[Rows from a layout dataset]
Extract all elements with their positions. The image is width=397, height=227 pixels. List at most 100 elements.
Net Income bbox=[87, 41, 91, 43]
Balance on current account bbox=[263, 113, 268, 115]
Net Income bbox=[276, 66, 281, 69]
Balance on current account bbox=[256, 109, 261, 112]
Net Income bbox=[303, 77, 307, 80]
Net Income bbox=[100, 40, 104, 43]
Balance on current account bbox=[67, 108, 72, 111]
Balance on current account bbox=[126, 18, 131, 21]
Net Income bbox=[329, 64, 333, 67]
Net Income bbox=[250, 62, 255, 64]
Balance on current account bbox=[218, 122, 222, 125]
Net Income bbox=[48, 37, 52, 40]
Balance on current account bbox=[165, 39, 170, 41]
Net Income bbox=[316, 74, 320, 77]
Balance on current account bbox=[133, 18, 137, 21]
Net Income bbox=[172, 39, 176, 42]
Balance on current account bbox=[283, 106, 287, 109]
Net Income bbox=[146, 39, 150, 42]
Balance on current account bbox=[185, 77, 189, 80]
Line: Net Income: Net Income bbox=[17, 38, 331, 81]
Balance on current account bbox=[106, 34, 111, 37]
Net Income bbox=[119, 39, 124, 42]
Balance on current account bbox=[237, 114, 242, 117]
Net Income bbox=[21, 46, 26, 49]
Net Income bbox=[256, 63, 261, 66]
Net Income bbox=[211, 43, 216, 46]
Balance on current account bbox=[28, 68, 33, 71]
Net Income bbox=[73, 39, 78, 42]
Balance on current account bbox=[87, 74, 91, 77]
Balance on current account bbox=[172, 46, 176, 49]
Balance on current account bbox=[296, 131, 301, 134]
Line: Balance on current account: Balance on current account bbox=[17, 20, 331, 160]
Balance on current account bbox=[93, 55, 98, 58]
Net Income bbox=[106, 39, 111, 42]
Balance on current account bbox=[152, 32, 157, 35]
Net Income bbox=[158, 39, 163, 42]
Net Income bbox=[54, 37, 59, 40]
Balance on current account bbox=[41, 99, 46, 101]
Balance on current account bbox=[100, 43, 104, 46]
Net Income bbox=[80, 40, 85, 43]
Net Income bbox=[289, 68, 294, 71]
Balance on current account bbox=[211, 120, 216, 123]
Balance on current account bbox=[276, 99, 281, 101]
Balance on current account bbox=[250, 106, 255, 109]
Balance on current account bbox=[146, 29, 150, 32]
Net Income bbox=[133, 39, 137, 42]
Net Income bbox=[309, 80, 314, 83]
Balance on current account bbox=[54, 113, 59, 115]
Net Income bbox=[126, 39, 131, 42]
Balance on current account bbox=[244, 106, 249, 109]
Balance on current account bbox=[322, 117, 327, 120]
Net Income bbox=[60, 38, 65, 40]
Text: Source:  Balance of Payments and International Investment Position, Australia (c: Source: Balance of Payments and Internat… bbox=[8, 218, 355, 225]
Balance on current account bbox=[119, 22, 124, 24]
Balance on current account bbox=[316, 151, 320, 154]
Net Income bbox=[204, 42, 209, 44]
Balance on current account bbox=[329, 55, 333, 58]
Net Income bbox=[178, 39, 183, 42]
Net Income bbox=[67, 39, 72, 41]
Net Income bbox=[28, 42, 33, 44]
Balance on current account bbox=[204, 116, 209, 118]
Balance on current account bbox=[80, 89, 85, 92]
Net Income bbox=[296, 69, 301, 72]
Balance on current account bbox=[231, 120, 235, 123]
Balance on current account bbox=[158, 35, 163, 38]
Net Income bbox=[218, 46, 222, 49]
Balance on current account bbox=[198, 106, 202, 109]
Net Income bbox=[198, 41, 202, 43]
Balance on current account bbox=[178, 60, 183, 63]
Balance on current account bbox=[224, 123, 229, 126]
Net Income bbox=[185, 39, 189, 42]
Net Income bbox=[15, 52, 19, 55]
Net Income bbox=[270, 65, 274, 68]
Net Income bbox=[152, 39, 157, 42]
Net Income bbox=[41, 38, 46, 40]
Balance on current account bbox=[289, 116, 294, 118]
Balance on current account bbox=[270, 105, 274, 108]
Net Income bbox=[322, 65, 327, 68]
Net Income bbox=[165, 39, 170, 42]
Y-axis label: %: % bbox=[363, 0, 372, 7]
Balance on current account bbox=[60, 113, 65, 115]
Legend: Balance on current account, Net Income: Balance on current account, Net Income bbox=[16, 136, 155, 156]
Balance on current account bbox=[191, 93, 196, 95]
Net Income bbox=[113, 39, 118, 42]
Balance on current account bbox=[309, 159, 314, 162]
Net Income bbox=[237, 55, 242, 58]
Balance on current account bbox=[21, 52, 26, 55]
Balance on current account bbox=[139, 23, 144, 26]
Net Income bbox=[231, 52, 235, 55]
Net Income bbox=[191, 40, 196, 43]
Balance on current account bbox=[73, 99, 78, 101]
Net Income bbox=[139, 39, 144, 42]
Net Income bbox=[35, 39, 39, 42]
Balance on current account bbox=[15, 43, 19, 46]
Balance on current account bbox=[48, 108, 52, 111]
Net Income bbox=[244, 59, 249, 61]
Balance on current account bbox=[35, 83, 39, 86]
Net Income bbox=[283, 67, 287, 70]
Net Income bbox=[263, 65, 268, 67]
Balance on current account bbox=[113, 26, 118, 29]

## What you are asked to do
Reproduce the records word for word, from their first line down to and including the line that contains "Net Income bbox=[211, 43, 216, 46]".

## Solution
Extract all elements with their positions. The image is width=397, height=227 pixels. List at most 100 elements.
Net Income bbox=[87, 41, 91, 43]
Balance on current account bbox=[263, 113, 268, 115]
Net Income bbox=[276, 66, 281, 69]
Balance on current account bbox=[256, 109, 261, 112]
Net Income bbox=[303, 77, 307, 80]
Net Income bbox=[100, 40, 104, 43]
Balance on current account bbox=[67, 108, 72, 111]
Balance on current account bbox=[126, 18, 131, 21]
Net Income bbox=[329, 64, 333, 67]
Net Income bbox=[250, 62, 255, 64]
Balance on current account bbox=[218, 122, 222, 125]
Net Income bbox=[48, 37, 52, 40]
Balance on current account bbox=[165, 39, 170, 41]
Net Income bbox=[316, 74, 320, 77]
Balance on current account bbox=[133, 18, 137, 21]
Net Income bbox=[172, 39, 176, 42]
Balance on current account bbox=[283, 106, 287, 109]
Net Income bbox=[146, 39, 150, 42]
Balance on current account bbox=[185, 77, 189, 80]
Line: Net Income: Net Income bbox=[17, 38, 331, 81]
Balance on current account bbox=[106, 34, 111, 37]
Net Income bbox=[119, 39, 124, 42]
Balance on current account bbox=[237, 114, 242, 117]
Net Income bbox=[21, 46, 26, 49]
Net Income bbox=[256, 63, 261, 66]
Net Income bbox=[211, 43, 216, 46]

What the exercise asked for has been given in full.